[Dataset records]
— START —

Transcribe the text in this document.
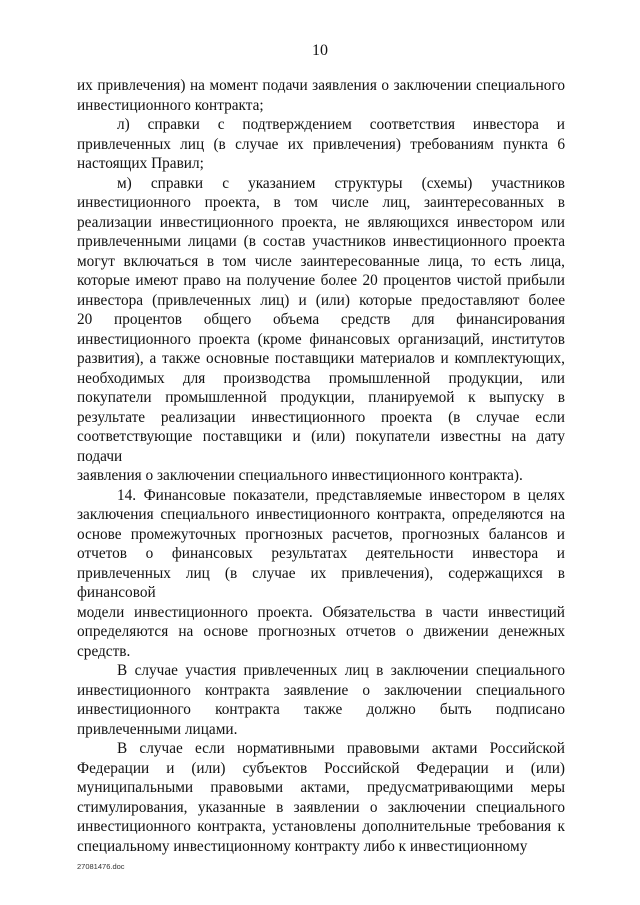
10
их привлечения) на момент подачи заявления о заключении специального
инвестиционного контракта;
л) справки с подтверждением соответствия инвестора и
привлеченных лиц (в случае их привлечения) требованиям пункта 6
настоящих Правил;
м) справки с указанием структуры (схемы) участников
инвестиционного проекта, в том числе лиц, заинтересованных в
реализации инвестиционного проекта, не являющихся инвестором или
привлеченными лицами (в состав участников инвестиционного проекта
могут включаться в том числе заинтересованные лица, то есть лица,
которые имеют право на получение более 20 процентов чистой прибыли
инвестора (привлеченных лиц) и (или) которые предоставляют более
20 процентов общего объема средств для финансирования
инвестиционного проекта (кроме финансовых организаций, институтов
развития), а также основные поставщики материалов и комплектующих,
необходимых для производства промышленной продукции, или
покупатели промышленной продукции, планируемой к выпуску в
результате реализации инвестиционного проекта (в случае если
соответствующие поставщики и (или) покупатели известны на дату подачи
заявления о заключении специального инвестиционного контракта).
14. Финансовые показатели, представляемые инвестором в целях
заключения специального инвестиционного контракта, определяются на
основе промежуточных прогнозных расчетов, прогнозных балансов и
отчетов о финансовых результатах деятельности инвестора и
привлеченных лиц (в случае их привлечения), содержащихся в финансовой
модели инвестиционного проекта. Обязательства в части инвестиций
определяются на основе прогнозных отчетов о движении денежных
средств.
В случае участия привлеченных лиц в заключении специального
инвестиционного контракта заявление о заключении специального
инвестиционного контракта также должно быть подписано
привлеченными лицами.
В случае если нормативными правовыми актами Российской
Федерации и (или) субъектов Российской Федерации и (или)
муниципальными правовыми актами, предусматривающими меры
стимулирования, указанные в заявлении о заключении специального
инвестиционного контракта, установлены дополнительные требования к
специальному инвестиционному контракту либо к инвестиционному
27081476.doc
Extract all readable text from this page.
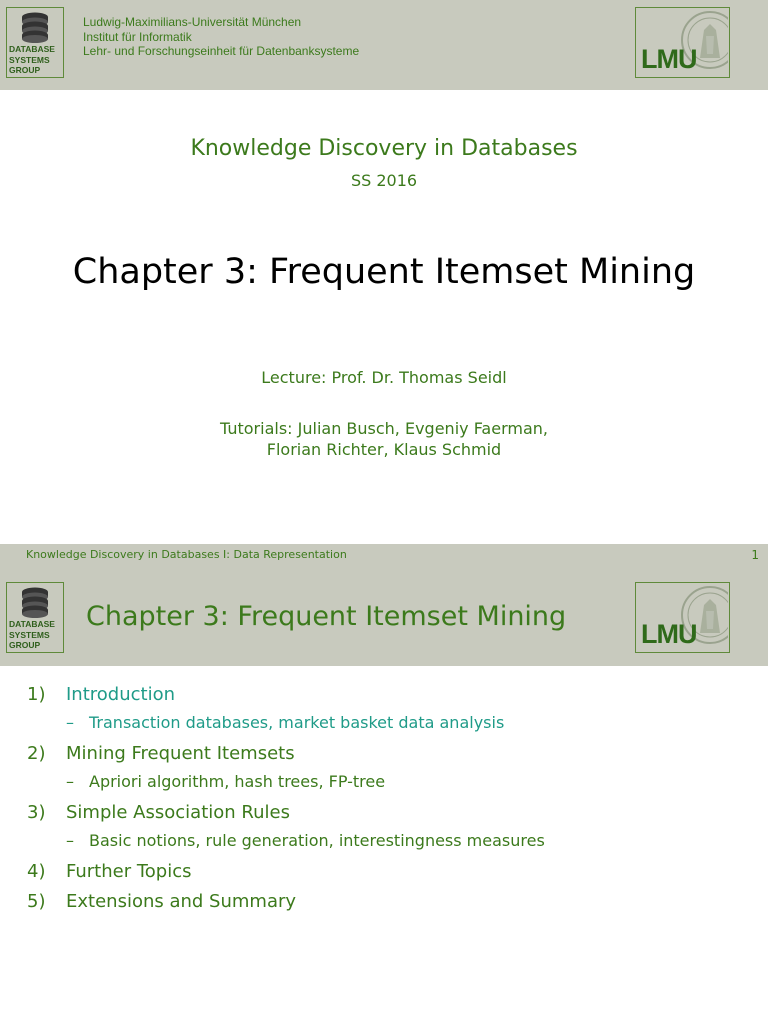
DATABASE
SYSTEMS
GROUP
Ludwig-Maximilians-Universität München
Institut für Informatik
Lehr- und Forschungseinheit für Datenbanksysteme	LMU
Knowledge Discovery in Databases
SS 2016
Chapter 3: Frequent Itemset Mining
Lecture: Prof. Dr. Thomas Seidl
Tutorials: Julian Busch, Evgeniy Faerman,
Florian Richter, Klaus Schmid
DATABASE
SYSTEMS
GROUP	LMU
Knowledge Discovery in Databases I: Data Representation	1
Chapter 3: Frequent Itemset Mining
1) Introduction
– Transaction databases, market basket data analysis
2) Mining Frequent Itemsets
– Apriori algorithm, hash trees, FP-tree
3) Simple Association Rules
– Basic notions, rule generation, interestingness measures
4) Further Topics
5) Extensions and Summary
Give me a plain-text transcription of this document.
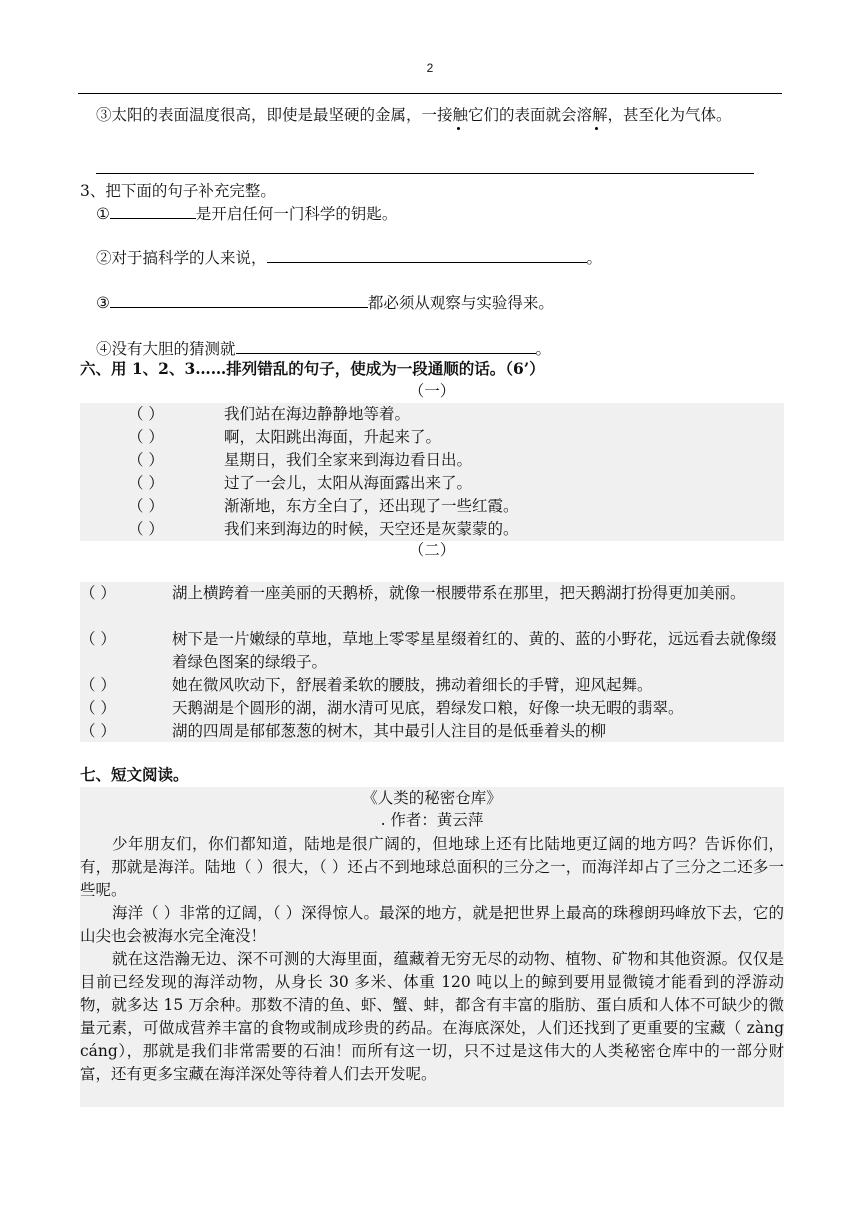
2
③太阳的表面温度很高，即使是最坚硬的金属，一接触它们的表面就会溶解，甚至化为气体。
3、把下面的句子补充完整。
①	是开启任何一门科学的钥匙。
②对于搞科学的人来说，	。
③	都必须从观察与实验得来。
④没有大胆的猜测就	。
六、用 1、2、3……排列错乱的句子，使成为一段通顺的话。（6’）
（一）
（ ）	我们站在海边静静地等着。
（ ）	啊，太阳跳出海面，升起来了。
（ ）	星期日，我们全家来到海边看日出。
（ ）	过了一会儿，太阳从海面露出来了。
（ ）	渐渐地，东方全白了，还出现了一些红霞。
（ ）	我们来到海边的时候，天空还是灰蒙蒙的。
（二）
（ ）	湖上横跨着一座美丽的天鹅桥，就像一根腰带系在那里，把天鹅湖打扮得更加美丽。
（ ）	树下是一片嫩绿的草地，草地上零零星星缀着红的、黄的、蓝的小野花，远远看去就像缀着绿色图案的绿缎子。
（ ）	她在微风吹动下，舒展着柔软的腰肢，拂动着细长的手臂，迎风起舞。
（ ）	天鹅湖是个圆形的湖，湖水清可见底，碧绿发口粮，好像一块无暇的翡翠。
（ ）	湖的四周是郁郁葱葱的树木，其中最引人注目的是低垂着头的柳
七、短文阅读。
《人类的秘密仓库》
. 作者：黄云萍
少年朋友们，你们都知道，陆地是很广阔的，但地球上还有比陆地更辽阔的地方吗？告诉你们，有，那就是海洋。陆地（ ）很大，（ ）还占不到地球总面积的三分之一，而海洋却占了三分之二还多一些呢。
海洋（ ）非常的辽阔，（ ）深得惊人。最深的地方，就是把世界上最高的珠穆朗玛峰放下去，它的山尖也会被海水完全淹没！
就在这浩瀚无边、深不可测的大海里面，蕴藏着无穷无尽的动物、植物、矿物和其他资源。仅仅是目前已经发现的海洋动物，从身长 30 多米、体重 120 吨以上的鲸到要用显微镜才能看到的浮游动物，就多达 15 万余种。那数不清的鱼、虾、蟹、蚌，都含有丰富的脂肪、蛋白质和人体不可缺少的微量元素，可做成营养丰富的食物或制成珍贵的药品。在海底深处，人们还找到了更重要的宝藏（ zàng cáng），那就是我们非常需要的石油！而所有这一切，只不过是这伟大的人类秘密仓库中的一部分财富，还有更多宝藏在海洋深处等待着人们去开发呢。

— END —
— START —

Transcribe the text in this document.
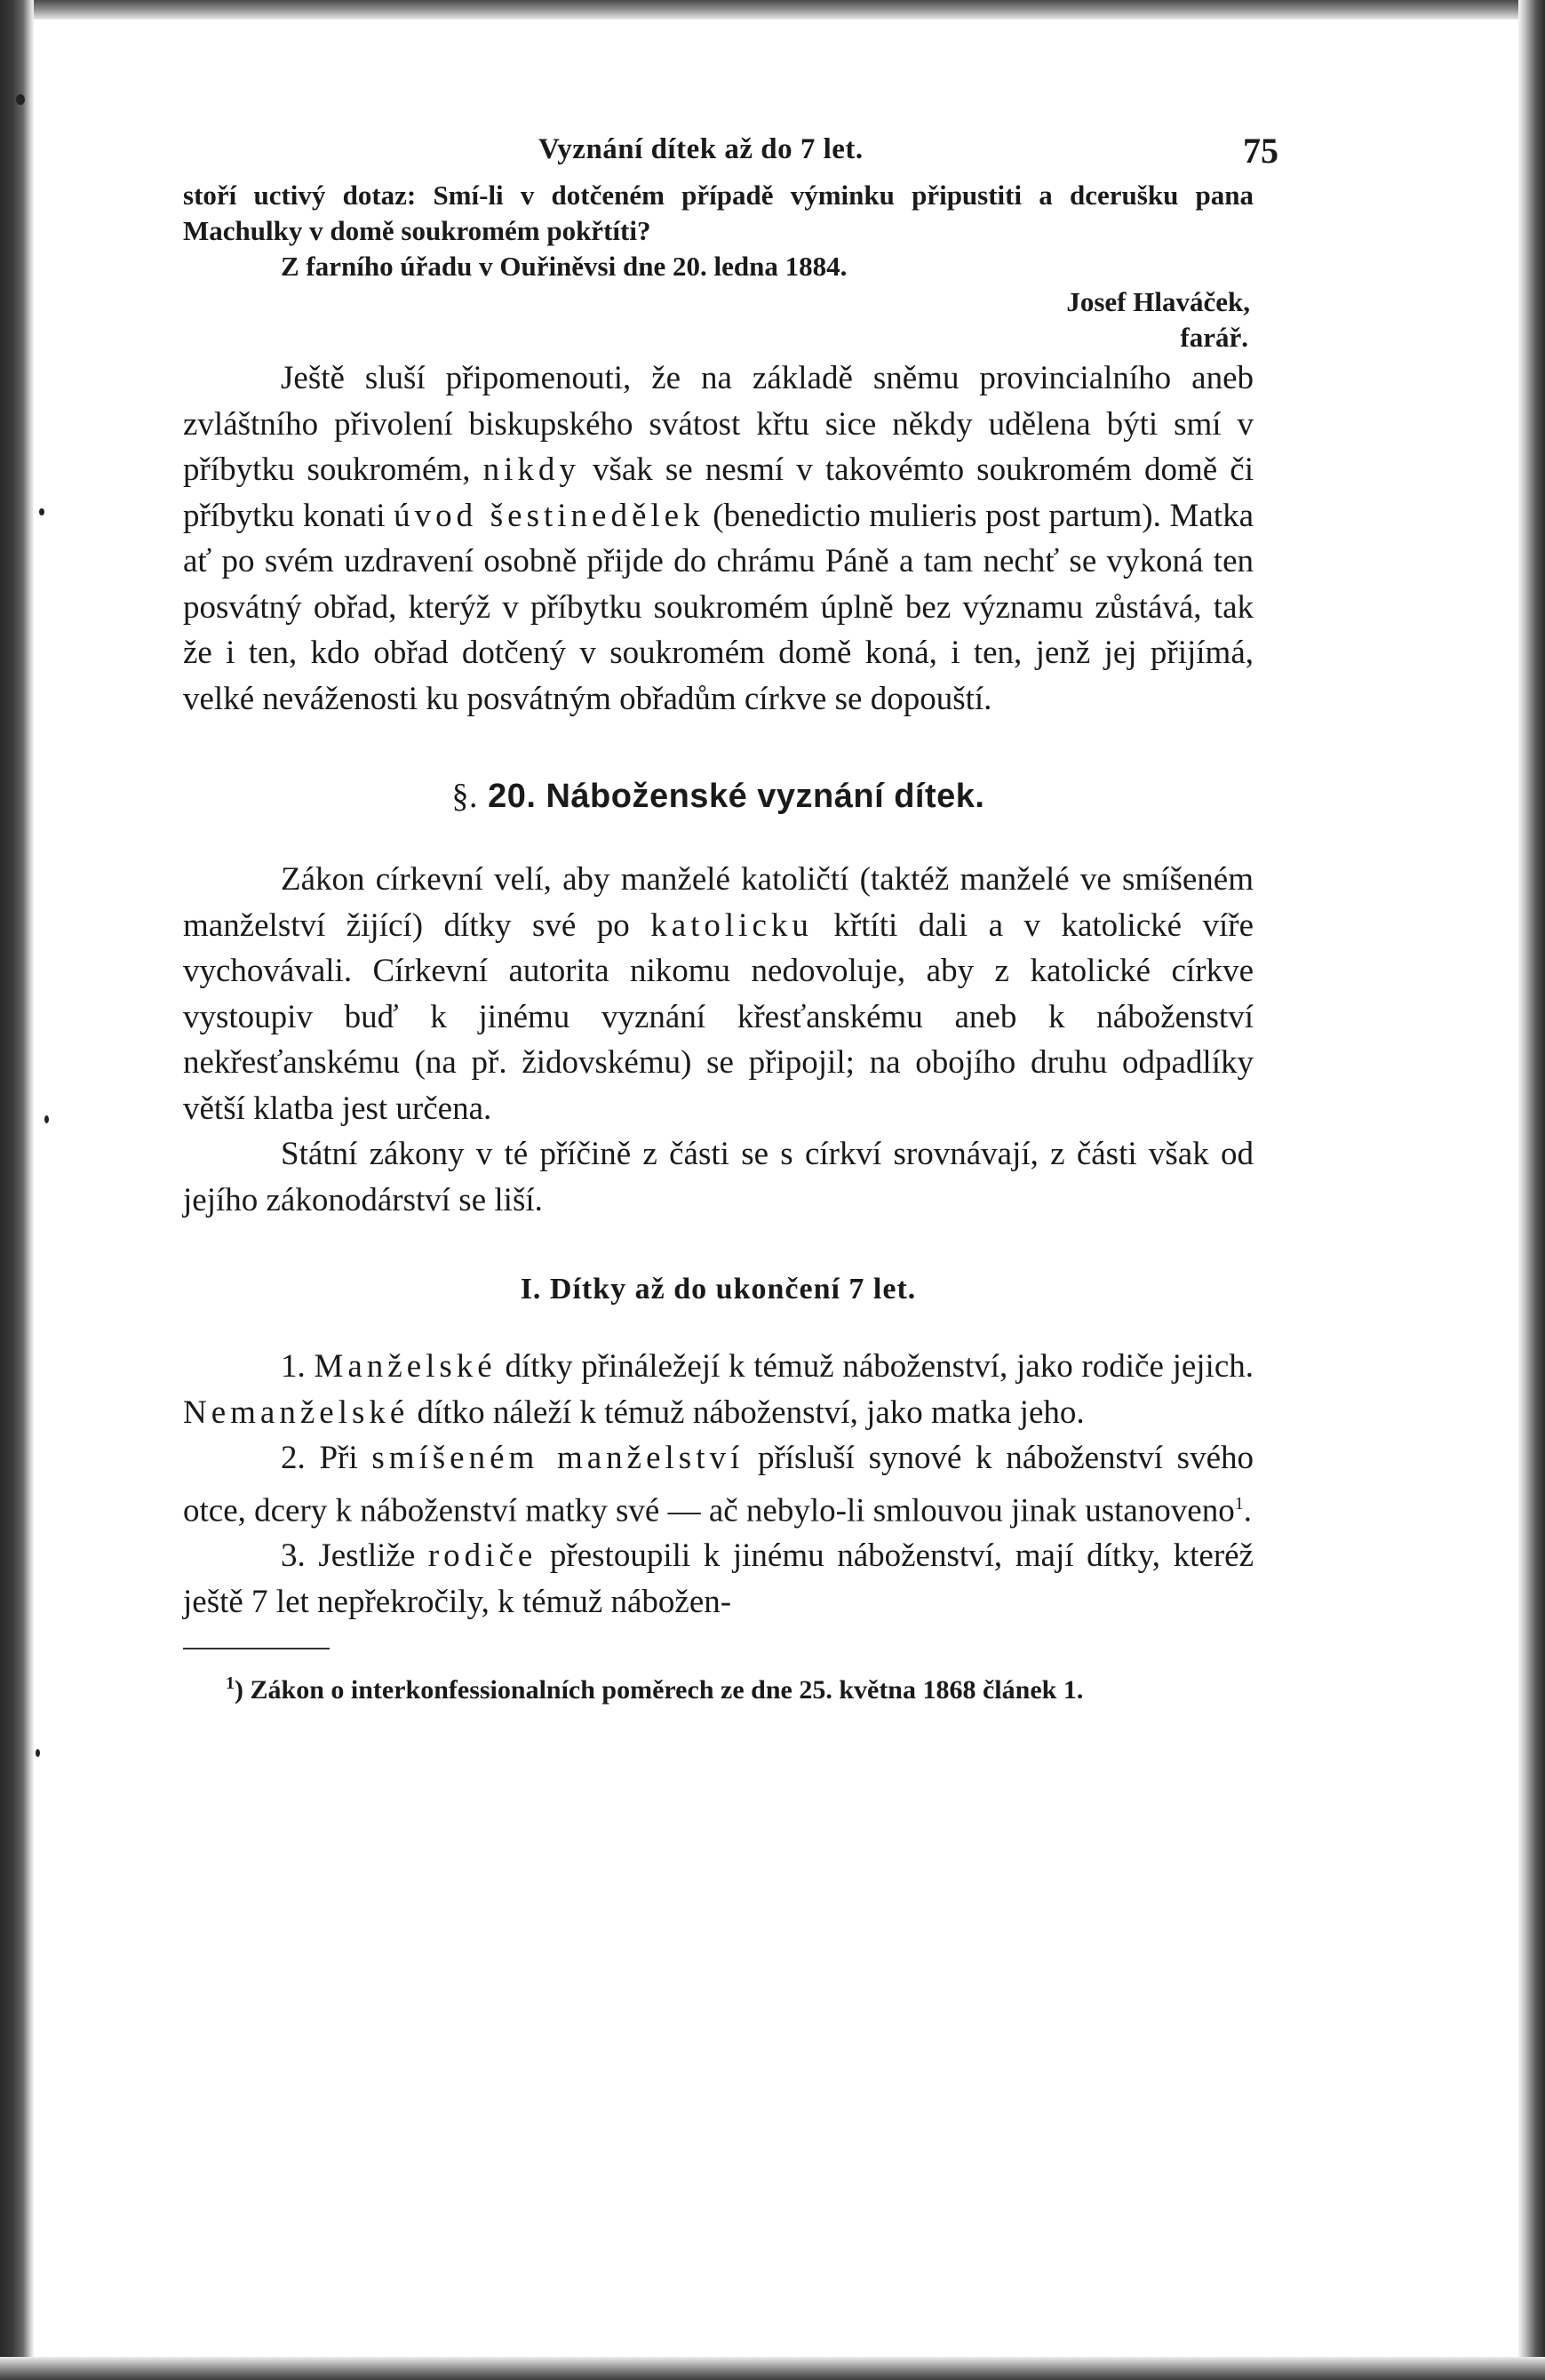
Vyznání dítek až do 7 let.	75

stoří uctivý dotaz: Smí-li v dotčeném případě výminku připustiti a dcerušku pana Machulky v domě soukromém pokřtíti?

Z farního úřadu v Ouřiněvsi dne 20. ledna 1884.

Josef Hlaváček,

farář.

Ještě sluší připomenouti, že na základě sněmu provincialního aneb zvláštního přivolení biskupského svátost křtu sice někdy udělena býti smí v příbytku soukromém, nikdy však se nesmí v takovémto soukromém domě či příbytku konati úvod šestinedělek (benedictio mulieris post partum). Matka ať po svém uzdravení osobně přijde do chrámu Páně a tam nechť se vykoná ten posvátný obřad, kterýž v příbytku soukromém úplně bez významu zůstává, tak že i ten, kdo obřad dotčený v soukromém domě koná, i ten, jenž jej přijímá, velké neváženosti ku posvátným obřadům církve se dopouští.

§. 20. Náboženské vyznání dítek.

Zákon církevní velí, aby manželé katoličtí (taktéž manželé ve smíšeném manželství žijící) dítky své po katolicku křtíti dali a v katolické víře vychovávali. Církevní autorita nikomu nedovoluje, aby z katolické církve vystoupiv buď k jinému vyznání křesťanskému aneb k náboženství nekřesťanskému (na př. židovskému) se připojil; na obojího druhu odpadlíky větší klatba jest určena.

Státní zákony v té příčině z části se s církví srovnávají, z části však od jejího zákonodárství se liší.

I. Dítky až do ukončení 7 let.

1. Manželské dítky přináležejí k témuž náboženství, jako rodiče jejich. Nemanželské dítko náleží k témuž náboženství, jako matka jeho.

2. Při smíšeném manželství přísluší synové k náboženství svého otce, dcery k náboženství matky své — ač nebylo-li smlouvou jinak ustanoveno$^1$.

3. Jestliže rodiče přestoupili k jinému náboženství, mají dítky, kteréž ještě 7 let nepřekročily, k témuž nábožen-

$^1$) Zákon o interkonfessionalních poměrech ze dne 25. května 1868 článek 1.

— END —
— START —

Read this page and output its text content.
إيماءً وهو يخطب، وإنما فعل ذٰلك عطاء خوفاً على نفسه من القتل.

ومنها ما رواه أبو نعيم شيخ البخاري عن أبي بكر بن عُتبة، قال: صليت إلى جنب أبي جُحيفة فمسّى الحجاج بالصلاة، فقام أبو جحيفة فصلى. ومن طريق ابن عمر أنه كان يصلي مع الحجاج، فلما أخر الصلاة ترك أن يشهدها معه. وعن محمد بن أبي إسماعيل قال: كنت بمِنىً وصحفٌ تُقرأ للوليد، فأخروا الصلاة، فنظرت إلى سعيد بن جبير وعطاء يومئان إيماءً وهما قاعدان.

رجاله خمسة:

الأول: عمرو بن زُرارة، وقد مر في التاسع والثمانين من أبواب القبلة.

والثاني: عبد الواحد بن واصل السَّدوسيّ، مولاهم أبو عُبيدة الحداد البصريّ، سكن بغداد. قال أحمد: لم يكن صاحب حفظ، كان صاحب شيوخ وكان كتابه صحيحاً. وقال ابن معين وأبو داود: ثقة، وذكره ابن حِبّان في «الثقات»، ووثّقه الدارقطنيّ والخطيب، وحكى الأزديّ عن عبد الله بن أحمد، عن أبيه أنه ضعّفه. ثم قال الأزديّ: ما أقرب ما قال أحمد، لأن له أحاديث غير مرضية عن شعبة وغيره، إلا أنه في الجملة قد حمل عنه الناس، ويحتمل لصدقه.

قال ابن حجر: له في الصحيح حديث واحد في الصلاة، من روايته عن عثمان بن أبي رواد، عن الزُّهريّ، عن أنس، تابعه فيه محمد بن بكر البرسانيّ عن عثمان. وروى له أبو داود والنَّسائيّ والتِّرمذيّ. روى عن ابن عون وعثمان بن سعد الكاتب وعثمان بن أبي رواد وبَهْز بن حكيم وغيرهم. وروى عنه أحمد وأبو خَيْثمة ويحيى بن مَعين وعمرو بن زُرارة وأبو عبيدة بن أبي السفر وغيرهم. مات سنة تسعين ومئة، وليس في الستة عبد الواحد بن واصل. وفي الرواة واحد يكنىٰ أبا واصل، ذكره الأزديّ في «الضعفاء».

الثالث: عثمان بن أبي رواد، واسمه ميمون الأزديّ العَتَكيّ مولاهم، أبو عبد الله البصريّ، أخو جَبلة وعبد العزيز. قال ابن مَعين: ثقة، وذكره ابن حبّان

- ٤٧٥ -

— END —

> [What needs to be done]: Choose all lines containing the string "заключении" and copy them out.

> [Solved exercise]:
их привлечения) на момент подачи заявления о заключении специального
заявления о заключении специального инвестиционного контракта).
В случае участия привлеченных лиц в заключении специального
инвестиционного контракта заявление о заключении специального
стимулирования, указанные в заявлении о заключении специального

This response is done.